Information supplied –
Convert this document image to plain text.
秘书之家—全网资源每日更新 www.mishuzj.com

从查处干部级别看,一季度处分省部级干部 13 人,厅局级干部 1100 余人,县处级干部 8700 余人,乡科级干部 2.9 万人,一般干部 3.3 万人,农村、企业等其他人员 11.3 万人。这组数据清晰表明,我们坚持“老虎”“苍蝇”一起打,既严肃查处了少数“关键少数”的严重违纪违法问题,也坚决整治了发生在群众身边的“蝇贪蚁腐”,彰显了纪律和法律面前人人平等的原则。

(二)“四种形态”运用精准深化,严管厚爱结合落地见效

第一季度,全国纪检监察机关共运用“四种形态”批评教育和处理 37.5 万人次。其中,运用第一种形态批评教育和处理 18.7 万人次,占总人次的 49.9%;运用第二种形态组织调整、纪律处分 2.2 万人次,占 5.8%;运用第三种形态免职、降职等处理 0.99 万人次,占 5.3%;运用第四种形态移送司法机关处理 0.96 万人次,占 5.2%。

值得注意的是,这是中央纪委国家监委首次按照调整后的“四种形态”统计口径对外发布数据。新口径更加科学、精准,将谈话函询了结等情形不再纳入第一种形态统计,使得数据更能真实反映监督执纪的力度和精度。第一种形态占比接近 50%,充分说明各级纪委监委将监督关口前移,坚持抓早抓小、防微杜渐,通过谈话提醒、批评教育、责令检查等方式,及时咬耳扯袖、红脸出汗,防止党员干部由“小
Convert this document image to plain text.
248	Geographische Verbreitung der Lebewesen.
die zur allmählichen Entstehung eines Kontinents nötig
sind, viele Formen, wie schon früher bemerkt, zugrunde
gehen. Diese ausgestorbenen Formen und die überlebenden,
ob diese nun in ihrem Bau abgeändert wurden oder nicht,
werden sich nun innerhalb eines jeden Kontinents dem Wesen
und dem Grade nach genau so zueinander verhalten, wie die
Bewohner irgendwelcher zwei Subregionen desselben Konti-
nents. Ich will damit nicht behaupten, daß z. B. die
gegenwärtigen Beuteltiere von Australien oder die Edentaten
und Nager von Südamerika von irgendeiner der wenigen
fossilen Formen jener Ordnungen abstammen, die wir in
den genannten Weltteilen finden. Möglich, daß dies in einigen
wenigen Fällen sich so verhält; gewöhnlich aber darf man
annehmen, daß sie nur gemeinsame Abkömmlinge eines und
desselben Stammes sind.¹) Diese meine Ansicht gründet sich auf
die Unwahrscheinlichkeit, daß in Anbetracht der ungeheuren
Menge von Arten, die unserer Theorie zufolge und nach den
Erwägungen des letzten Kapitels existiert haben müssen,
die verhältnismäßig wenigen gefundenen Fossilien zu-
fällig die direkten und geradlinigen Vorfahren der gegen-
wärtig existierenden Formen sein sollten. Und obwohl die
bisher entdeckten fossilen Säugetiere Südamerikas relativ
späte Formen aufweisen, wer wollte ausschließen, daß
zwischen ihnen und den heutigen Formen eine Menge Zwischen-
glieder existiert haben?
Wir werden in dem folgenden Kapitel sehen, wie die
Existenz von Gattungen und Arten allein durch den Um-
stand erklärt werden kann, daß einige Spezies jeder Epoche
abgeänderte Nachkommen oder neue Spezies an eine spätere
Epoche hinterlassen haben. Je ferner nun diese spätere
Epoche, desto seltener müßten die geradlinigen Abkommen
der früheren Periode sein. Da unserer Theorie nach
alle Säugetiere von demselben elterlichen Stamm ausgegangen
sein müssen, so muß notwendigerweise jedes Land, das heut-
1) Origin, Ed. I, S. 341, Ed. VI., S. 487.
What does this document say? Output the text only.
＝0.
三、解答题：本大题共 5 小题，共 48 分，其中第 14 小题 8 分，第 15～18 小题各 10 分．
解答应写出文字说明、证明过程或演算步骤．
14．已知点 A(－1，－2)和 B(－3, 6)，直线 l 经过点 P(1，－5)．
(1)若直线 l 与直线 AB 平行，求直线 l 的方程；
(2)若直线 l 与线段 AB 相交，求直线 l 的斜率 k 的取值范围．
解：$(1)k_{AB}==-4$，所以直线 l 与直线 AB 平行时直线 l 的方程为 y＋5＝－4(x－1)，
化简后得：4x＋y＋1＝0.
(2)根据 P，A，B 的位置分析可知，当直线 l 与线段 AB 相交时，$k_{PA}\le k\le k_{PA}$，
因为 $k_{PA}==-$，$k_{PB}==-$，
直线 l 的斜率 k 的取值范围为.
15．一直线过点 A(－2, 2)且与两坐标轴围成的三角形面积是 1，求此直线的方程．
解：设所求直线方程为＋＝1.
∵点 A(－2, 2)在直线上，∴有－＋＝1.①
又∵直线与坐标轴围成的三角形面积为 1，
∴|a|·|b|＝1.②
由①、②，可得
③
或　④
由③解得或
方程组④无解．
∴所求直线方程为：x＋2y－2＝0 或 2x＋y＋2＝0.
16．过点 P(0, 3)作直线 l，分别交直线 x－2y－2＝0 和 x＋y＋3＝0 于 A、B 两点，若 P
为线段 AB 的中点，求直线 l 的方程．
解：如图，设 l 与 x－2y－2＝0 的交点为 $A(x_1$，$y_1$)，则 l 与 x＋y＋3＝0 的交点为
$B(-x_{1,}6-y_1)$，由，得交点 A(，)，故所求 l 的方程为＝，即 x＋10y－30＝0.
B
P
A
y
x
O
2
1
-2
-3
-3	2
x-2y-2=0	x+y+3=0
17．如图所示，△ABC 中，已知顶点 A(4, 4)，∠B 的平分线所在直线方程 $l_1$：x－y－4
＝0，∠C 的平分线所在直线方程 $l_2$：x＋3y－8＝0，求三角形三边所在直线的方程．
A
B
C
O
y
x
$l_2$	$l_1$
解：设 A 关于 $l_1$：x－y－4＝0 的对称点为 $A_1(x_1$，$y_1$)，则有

Task to carry out – Repeat all the entries word for word.

Result of this exercise –
Convert this document image to plain text.
秘书之家—全网资源每日更新 www.mishuzj.com

从查处干部级别看,一季度处分省部级干部 13 人,厅局级干部 1100 余人,县处级干部 8700 余人,乡科级干部 2.9 万人,一般干部 3.3 万人,农村、企业等其他人员 11.3 万人。这组数据清晰表明,我们坚持“老虎”“苍蝇”一起打,既严肃查处了少数“关键少数”的严重违纪违法问题,也坚决整治了发生在群众身边的“蝇贪蚁腐”,彰显了纪律和法律面前人人平等的原则。

(二)“四种形态”运用精准深化,严管厚爱结合落地见效

第一季度,全国纪检监察机关共运用“四种形态”批评教育和处理 37.5 万人次。其中,运用第一种形态批评教育和处理 18.7 万人次,占总人次的 49.9%;运用第二种形态组织调整、纪律处分 2.2 万人次,占 5.8%;运用第三种形态免职、降职等处理 0.99 万人次,占 5.3%;运用第四种形态移送司法机关处理 0.96 万人次,占 5.2%。

值得注意的是,这是中央纪委国家监委首次按照调整后的“四种形态”统计口径对外发布数据。新口径更加科学、精准,将谈话函询了结等情形不再纳入第一种形态统计,使得数据更能真实反映监督执纪的力度和精度。第一种形态占比接近 50%,充分说明各级纪委监委将监督关口前移,坚持抓早抓小、防微杜渐,通过谈话提醒、批评教育、责令检查等方式,及时咬耳扯袖、红脸出汗,防止党员干部由“小
Convert this document image to plain text.
248	Geographische Verbreitung der Lebewesen.
die zur allmählichen Entstehung eines Kontinents nötig
sind, viele Formen, wie schon früher bemerkt, zugrunde
gehen. Diese ausgestorbenen Formen und die überlebenden,
ob diese nun in ihrem Bau abgeändert wurden oder nicht,
werden sich nun innerhalb eines jeden Kontinents dem Wesen
und dem Grade nach genau so zueinander verhalten, wie die
Bewohner irgendwelcher zwei Subregionen desselben Konti-
nents. Ich will damit nicht behaupten, daß z. B. die
gegenwärtigen Beuteltiere von Australien oder die Edentaten
und Nager von Südamerika von irgendeiner der wenigen
fossilen Formen jener Ordnungen abstammen, die wir in
den genannten Weltteilen finden. Möglich, daß dies in einigen
wenigen Fällen sich so verhält; gewöhnlich aber darf man
annehmen, daß sie nur gemeinsame Abkömmlinge eines und
desselben Stammes sind.¹) Diese meine Ansicht gründet sich auf
die Unwahrscheinlichkeit, daß in Anbetracht der ungeheuren
Menge von Arten, die unserer Theorie zufolge und nach den
Erwägungen des letzten Kapitels existiert haben müssen,
die verhältnismäßig wenigen gefundenen Fossilien zu-
fällig die direkten und geradlinigen Vorfahren der gegen-
wärtig existierenden Formen sein sollten. Und obwohl die
bisher entdeckten fossilen Säugetiere Südamerikas relativ
späte Formen aufweisen, wer wollte ausschließen, daß
zwischen ihnen und den heutigen Formen eine Menge Zwischen-
glieder existiert haben?
Wir werden in dem folgenden Kapitel sehen, wie die
Existenz von Gattungen und Arten allein durch den Um-
stand erklärt werden kann, daß einige Spezies jeder Epoche
abgeänderte Nachkommen oder neue Spezies an eine spätere
Epoche hinterlassen haben. Je ferner nun diese spätere
Epoche, desto seltener müßten die geradlinigen Abkommen
der früheren Periode sein. Da unserer Theorie nach
alle Säugetiere von demselben elterlichen Stamm ausgegangen
sein müssen, so muß notwendigerweise jedes Land, das heut-
1) Origin, Ed. I, S. 341, Ed. VI., S. 487.
What does this document say? Output the text only.
＝0.
三、解答题：本大题共 5 小题，共 48 分，其中第 14 小题 8 分，第 15～18 小题各 10 分．
解答应写出文字说明、证明过程或演算步骤．
14．已知点 A(－1，－2)和 B(－3, 6)，直线 l 经过点 P(1，－5)．
(1)若直线 l 与直线 AB 平行，求直线 l 的方程；
(2)若直线 l 与线段 AB 相交，求直线 l 的斜率 k 的取值范围．
解：$(1)k_{AB}==-4$，所以直线 l 与直线 AB 平行时直线 l 的方程为 y＋5＝－4(x－1)，
化简后得：4x＋y＋1＝0.
(2)根据 P，A，B 的位置分析可知，当直线 l 与线段 AB 相交时，$k_{PA}\le k\le k_{PA}$，
因为 $k_{PA}==-$，$k_{PB}==-$，
直线 l 的斜率 k 的取值范围为.
15．一直线过点 A(－2, 2)且与两坐标轴围成的三角形面积是 1，求此直线的方程．
解：设所求直线方程为＋＝1.
∵点 A(－2, 2)在直线上，∴有－＋＝1.①
又∵直线与坐标轴围成的三角形面积为 1，
∴|a|·|b|＝1.②
由①、②，可得
③
或　④
由③解得或
方程组④无解．
∴所求直线方程为：x＋2y－2＝0 或 2x＋y＋2＝0.
16．过点 P(0, 3)作直线 l，分别交直线 x－2y－2＝0 和 x＋y＋3＝0 于 A、B 两点，若 P
为线段 AB 的中点，求直线 l 的方程．
解：如图，设 l 与 x－2y－2＝0 的交点为 $A(x_1$，$y_1$)，则 l 与 x＋y＋3＝0 的交点为
$B(-x_{1,}6-y_1)$，由，得交点 A(，)，故所求 l 的方程为＝，即 x＋10y－30＝0.
B
P
A
y
x
O
2
1
-2
-3
-3	2
x-2y-2=0	x+y+3=0
17．如图所示，△ABC 中，已知顶点 A(4, 4)，∠B 的平分线所在直线方程 $l_1$：x－y－4
＝0，∠C 的平分线所在直线方程 $l_2$：x＋3y－8＝0，求三角形三边所在直线的方程．
A
B
C
O
y
x
$l_2$	$l_1$
解：设 A 关于 $l_1$：x－y－4＝0 的对称点为 $A_1(x_1$，$y_1$)，则有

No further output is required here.